───── Task input ─────
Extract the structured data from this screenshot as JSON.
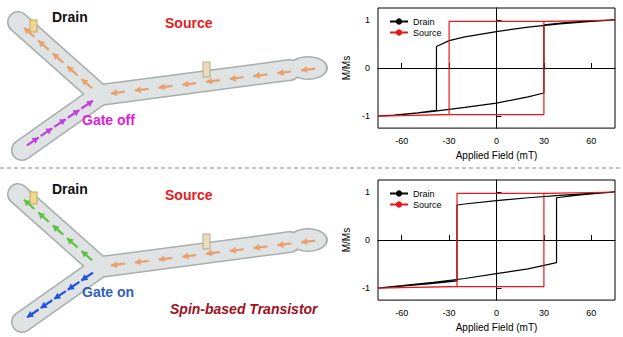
{
  "chart_data": [
    {
      "type": "line",
      "x_label": "Applied Field (mT)",
      "y_label": "M/Ms",
      "xlim": [
        -75,
        75
      ],
      "xticks": [
        -60,
        -30,
        0,
        30,
        60
      ],
      "ylim": [
        -1.25,
        1.25
      ],
      "yticks": [
        -1,
        0,
        1
      ],
      "grid": false,
      "legend": "upper left",
      "series": [
        {
          "name": "Drain",
          "color": "#000000",
          "x": [
            75,
            60,
            40,
            20,
            0,
            -20,
            -30,
            -38,
            -38,
            -50,
            -65,
            -75,
            -60,
            -40,
            -20,
            0,
            20,
            30,
            30,
            45,
            60,
            75
          ],
          "values": [
            1,
            0.97,
            0.92,
            0.85,
            0.76,
            0.65,
            0.57,
            0.45,
            -0.88,
            -0.93,
            -0.98,
            -1,
            -0.97,
            -0.9,
            -0.82,
            -0.73,
            -0.6,
            -0.52,
            0.9,
            0.95,
            0.98,
            1
          ]
        },
        {
          "name": "Source",
          "color": "#e8191e",
          "x": [
            75,
            60,
            35,
            -30,
            -30,
            -60,
            -75,
            -60,
            -35,
            30,
            30,
            60,
            75
          ],
          "values": [
            1,
            0.99,
            0.97,
            0.97,
            -0.97,
            -0.99,
            -1,
            -0.99,
            -0.97,
            -0.97,
            0.97,
            0.99,
            1
          ]
        }
      ]
    },
    {
      "type": "line",
      "x_label": "Applied Field (mT)",
      "y_label": "M/Ms",
      "xlim": [
        -75,
        75
      ],
      "xticks": [
        -60,
        -30,
        0,
        30,
        60
      ],
      "ylim": [
        -1.25,
        1.25
      ],
      "yticks": [
        -1,
        0,
        1
      ],
      "grid": false,
      "legend": "upper left",
      "series": [
        {
          "name": "Drain",
          "color": "#000000",
          "x": [
            75,
            60,
            40,
            20,
            0,
            -20,
            -25,
            -25,
            -40,
            -60,
            -75,
            -60,
            -40,
            -20,
            0,
            20,
            38,
            38,
            50,
            60,
            75
          ],
          "values": [
            1,
            0.97,
            0.93,
            0.88,
            0.82,
            0.75,
            0.73,
            -0.85,
            -0.9,
            -0.96,
            -1,
            -0.95,
            -0.88,
            -0.8,
            -0.7,
            -0.6,
            -0.47,
            0.88,
            0.93,
            0.96,
            1
          ]
        },
        {
          "name": "Source",
          "color": "#e8191e",
          "x": [
            75,
            60,
            35,
            -25,
            -25,
            -60,
            -75,
            -60,
            -30,
            30,
            30,
            60,
            75
          ],
          "values": [
            1,
            0.99,
            0.97,
            0.97,
            -0.97,
            -0.99,
            -1,
            -0.99,
            -0.97,
            -0.97,
            0.97,
            0.99,
            1
          ]
        }
      ]
    }
  ],
  "diagram": {
    "panels": [
      {
        "drain": {
          "text": "Drain",
          "color": "#111111"
        },
        "source": {
          "text": "Source",
          "color": "#e8191e"
        },
        "gate": {
          "text": "Gate off",
          "color": "#e020d8"
        },
        "drain_arrow_color": "#e8a070",
        "source_arrow_color": "#e8a070",
        "gate_arrow_color": "#c040e0"
      },
      {
        "drain": {
          "text": "Drain",
          "color": "#111111"
        },
        "source": {
          "text": "Source",
          "color": "#e8191e"
        },
        "gate": {
          "text": "Gate on",
          "color": "#3060c0"
        },
        "caption": {
          "text": "Spin-based Transistor",
          "color": "#a01020"
        },
        "drain_arrow_color": "#60c040",
        "source_arrow_color": "#e8a070",
        "gate_arrow_color": "#2050e0"
      }
    ]
  }
}
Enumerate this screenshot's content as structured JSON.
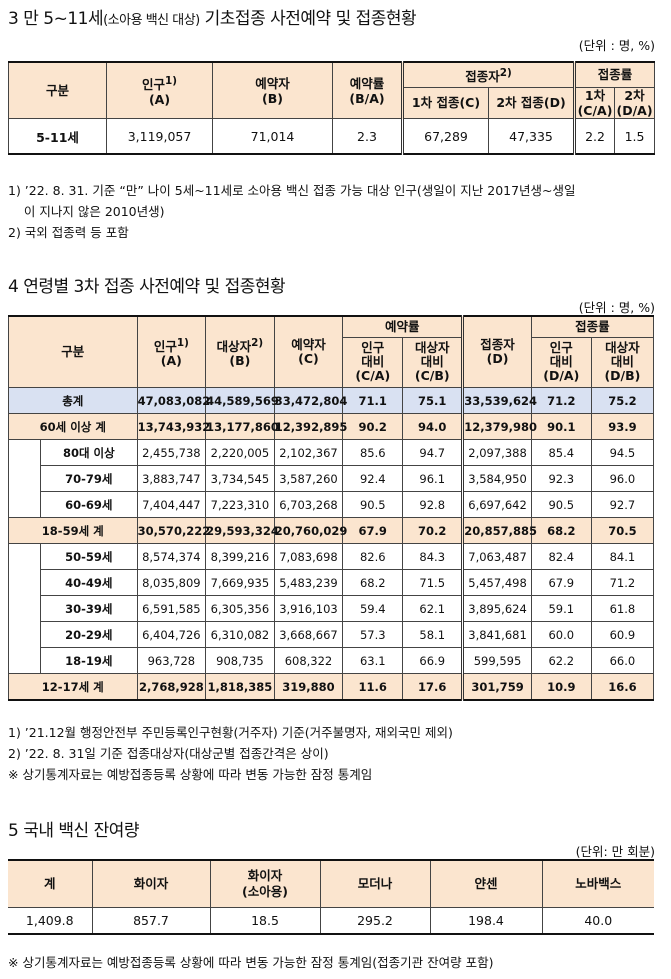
{
  "section3": {
    "title": "3 만 5~11세",
    "title_small": "(소아용 백신 대상)",
    "title_rest": " 기초접종 사전예약 및 접종현황",
    "unit": "(단위 : 명, %)",
    "headers": {
      "category": "구분",
      "population": "인구",
      "population_sup": "1)",
      "population_code": "(A)",
      "reservations": "예약자",
      "reservations_code": "(B)",
      "rate": "예약률",
      "rate_code": "(B/A)",
      "vaccinated": "접종자",
      "vaccinated_sup": "2)",
      "dose1": "1차 접종(C)",
      "dose2": "2차 접종(D)",
      "vac_rate": "접종률",
      "rate1": "1차",
      "rate1_code": "(C/A)",
      "rate2": "2차",
      "rate2_code": "(D/A)"
    },
    "row": {
      "label": "5-11세",
      "population": "3,119,057",
      "reservations": "71,014",
      "rate": "2.3",
      "dose1": "67,289",
      "dose2": "47,335",
      "rate1": "2.2",
      "rate2": "1.5"
    },
    "notes": [
      "1) ’22. 8. 31. 기준 “만” 나이 5세~11세로 소아용 백신 접종 가능 대상 인구(생일이 지난 2017년생~생일",
      "    이 지나지 않은 2010년생)",
      "2) 국외 접종력 등 포함"
    ]
  },
  "section4": {
    "title": "4  연령별 3차 접종 사전예약 및 접종현황",
    "unit": "(단위 : 명, %)",
    "headers": {
      "category": "구분",
      "population": "인구",
      "population_sup": "1)",
      "population_code": "(A)",
      "target": "대상자",
      "target_sup": "2)",
      "target_code": "(B)",
      "reservations": "예약자",
      "reservations_code": "(C)",
      "res_rate": "예약률",
      "pop_ratio": "인구",
      "pop_ratio2": "대비",
      "pop_ratio_code": "(C/A)",
      "tgt_ratio": "대상자",
      "tgt_ratio2": "대비",
      "tgt_ratio_code": "(C/B)",
      "vaccinated": "접종자",
      "vaccinated_code": "(D)",
      "vac_rate": "접종률",
      "vpop_ratio": "인구",
      "vpop_ratio2": "대비",
      "vpop_ratio_code": "(D/A)",
      "vtgt_ratio": "대상자",
      "vtgt_ratio2": "대비",
      "vtgt_ratio_code": "(D/B)"
    },
    "rows": [
      {
        "label": "총계",
        "pop": "47,083,082",
        "tgt": "44,589,569",
        "res": "33,472,804",
        "r1": "71.1",
        "r2": "75.1",
        "vac": "33,539,624",
        "v1": "71.2",
        "v2": "75.2",
        "kind": "total"
      },
      {
        "label": "60세 이상 계",
        "pop": "13,743,932",
        "tgt": "13,177,860",
        "res": "12,392,895",
        "r1": "90.2",
        "r2": "94.0",
        "vac": "12,379,980",
        "v1": "90.1",
        "v2": "93.9",
        "kind": "group"
      },
      {
        "label": "80대 이상",
        "pop": "2,455,738",
        "tgt": "2,220,005",
        "res": "2,102,367",
        "r1": "85.6",
        "r2": "94.7",
        "vac": "2,097,388",
        "v1": "85.4",
        "v2": "94.5",
        "kind": "sub"
      },
      {
        "label": "70-79세",
        "pop": "3,883,747",
        "tgt": "3,734,545",
        "res": "3,587,260",
        "r1": "92.4",
        "r2": "96.1",
        "vac": "3,584,950",
        "v1": "92.3",
        "v2": "96.0",
        "kind": "sub"
      },
      {
        "label": "60-69세",
        "pop": "7,404,447",
        "tgt": "7,223,310",
        "res": "6,703,268",
        "r1": "90.5",
        "r2": "92.8",
        "vac": "6,697,642",
        "v1": "90.5",
        "v2": "92.7",
        "kind": "sub"
      },
      {
        "label": "18-59세 계",
        "pop": "30,570,222",
        "tgt": "29,593,324",
        "res": "20,760,029",
        "r1": "67.9",
        "r2": "70.2",
        "vac": "20,857,885",
        "v1": "68.2",
        "v2": "70.5",
        "kind": "group"
      },
      {
        "label": "50-59세",
        "pop": "8,574,374",
        "tgt": "8,399,216",
        "res": "7,083,698",
        "r1": "82.6",
        "r2": "84.3",
        "vac": "7,063,487",
        "v1": "82.4",
        "v2": "84.1",
        "kind": "sub"
      },
      {
        "label": "40-49세",
        "pop": "8,035,809",
        "tgt": "7,669,935",
        "res": "5,483,239",
        "r1": "68.2",
        "r2": "71.5",
        "vac": "5,457,498",
        "v1": "67.9",
        "v2": "71.2",
        "kind": "sub"
      },
      {
        "label": "30-39세",
        "pop": "6,591,585",
        "tgt": "6,305,356",
        "res": "3,916,103",
        "r1": "59.4",
        "r2": "62.1",
        "vac": "3,895,624",
        "v1": "59.1",
        "v2": "61.8",
        "kind": "sub"
      },
      {
        "label": "20-29세",
        "pop": "6,404,726",
        "tgt": "6,310,082",
        "res": "3,668,667",
        "r1": "57.3",
        "r2": "58.1",
        "vac": "3,841,681",
        "v1": "60.0",
        "v2": "60.9",
        "kind": "sub"
      },
      {
        "label": "18-19세",
        "pop": "963,728",
        "tgt": "908,735",
        "res": "608,322",
        "r1": "63.1",
        "r2": "66.9",
        "vac": "599,595",
        "v1": "62.2",
        "v2": "66.0",
        "kind": "sub"
      },
      {
        "label": "12-17세 계",
        "pop": "2,768,928",
        "tgt": "1,818,385",
        "res": "319,880",
        "r1": "11.6",
        "r2": "17.6",
        "vac": "301,759",
        "v1": "10.9",
        "v2": "16.6",
        "kind": "group"
      }
    ],
    "notes": [
      "1) ’21.12월 행정안전부 주민등록인구현황(거주자) 기준(거주불명자, 재외국민 제외)",
      "2) ’22. 8. 31일 기준 접종대상자(대상군별 접종간격은 상이)",
      "※ 상기통계자료는 예방접종등록 상황에 따라 변동 가능한 잠정 통계임"
    ]
  },
  "section5": {
    "title": "5  국내 백신 잔여량",
    "unit": "(단위: 만 회분)",
    "headers": [
      "계",
      "화이자",
      "화이자",
      "(소아용)",
      "모더나",
      "얀센",
      "노바백스"
    ],
    "values": [
      "1,409.8",
      "857.7",
      "18.5",
      "295.2",
      "198.4",
      "40.0"
    ],
    "note": "※ 상기통계자료는 예방접종등록 상황에 따라 변동 가능한 잠정 통계임(접종기관 잔여량 포함)"
  }
}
─────
Aim of the exercise.
Search the lines for "상기통계자료는". Copy each line that has it.

Task answer.
      "※ 상기통계자료는 예방접종등록 상황에 따라 변동 가능한 잠정 통계임"
    "note": "※ 상기통계자료는 예방접종등록 상황에 따라 변동 가능한 잠정 통계임(접종기관 잔여량 포함)"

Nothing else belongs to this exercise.